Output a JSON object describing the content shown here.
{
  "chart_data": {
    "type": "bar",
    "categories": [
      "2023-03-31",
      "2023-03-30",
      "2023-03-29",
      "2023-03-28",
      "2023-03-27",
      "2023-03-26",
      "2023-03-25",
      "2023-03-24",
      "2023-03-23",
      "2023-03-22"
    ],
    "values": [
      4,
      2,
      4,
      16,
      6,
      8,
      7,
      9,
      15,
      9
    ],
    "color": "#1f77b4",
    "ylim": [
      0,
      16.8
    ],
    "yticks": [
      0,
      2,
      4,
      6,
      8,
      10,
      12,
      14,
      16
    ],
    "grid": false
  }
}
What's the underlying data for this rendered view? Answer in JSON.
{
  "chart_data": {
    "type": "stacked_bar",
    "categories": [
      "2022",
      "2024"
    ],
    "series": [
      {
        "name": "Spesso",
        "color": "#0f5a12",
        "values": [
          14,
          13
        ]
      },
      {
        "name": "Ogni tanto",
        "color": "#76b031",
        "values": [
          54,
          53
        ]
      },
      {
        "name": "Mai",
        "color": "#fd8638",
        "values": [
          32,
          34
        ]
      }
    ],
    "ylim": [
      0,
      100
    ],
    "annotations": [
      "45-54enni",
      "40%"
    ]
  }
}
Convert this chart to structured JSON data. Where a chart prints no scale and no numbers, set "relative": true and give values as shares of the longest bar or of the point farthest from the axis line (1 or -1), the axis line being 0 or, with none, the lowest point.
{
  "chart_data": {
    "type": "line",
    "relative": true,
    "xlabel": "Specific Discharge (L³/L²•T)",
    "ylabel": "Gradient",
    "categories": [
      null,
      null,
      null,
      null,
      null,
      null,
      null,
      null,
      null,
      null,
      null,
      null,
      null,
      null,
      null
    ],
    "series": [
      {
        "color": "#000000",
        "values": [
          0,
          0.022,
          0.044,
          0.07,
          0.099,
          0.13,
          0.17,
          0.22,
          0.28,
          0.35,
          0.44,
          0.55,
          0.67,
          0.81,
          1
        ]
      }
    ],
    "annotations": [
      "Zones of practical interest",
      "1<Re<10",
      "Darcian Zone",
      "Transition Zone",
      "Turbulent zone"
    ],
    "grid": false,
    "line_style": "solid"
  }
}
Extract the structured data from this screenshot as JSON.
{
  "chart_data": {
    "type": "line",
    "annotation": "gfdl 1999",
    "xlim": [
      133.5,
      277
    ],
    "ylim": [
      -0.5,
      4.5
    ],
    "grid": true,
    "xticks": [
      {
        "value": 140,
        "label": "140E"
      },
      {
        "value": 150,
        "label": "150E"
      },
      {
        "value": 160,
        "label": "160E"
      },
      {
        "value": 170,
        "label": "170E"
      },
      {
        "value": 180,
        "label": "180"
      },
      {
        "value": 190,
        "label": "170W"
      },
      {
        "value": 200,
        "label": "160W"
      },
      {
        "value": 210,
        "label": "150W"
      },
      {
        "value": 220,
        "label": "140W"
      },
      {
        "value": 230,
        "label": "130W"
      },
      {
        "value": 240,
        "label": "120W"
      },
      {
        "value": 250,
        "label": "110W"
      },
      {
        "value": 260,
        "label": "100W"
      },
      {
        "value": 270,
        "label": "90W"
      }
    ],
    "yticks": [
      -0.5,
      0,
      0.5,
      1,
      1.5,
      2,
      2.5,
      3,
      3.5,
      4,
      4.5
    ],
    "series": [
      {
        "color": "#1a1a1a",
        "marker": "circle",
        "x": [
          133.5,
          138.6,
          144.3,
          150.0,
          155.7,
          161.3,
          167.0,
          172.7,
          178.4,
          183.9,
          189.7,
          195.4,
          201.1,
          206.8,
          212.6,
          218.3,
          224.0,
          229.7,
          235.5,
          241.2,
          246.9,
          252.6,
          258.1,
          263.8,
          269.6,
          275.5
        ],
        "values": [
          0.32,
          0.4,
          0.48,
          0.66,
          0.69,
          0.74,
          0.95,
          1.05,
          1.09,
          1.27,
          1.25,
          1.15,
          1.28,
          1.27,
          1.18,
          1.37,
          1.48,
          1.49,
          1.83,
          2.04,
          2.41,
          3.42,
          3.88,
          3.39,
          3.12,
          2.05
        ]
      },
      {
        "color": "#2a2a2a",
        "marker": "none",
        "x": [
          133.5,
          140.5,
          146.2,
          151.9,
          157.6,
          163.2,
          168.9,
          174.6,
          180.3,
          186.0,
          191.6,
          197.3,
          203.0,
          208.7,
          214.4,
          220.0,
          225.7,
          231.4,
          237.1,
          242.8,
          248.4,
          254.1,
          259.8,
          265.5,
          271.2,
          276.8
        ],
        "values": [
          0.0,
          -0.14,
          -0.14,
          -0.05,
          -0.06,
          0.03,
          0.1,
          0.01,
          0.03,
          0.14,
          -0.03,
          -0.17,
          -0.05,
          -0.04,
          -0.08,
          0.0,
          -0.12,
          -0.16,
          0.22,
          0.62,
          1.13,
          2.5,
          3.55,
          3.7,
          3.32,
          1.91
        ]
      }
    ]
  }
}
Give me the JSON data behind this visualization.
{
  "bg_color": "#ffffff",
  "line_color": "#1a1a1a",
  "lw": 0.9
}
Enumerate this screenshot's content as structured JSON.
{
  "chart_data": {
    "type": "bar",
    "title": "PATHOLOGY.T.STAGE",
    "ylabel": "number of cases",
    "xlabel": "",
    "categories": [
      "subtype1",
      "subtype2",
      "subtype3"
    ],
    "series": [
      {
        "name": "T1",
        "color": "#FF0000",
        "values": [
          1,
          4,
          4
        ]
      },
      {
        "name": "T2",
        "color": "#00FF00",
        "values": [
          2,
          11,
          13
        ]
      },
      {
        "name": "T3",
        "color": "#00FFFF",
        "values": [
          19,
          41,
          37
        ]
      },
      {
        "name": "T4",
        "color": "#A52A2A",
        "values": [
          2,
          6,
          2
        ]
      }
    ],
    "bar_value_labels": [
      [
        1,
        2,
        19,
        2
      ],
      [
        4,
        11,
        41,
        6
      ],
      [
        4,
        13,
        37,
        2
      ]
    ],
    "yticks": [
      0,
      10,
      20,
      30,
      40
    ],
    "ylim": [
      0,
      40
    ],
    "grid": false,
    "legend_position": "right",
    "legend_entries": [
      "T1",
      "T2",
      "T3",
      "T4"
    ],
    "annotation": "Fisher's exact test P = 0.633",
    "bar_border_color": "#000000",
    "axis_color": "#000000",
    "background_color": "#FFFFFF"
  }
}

○ ○ ○ ○

The problem:
Scan the entries above for the word "none" and collect each line holding it.

Exercise answer:
Convert this chart to structured JSON data. Where a chart prints no scale and no numbers, set "relative": true and give values as shares of the longest bar or of the point farthest from the axis line (1 or -1), the axis line being 0 or, with none, the lowest point.
        "marker": "none",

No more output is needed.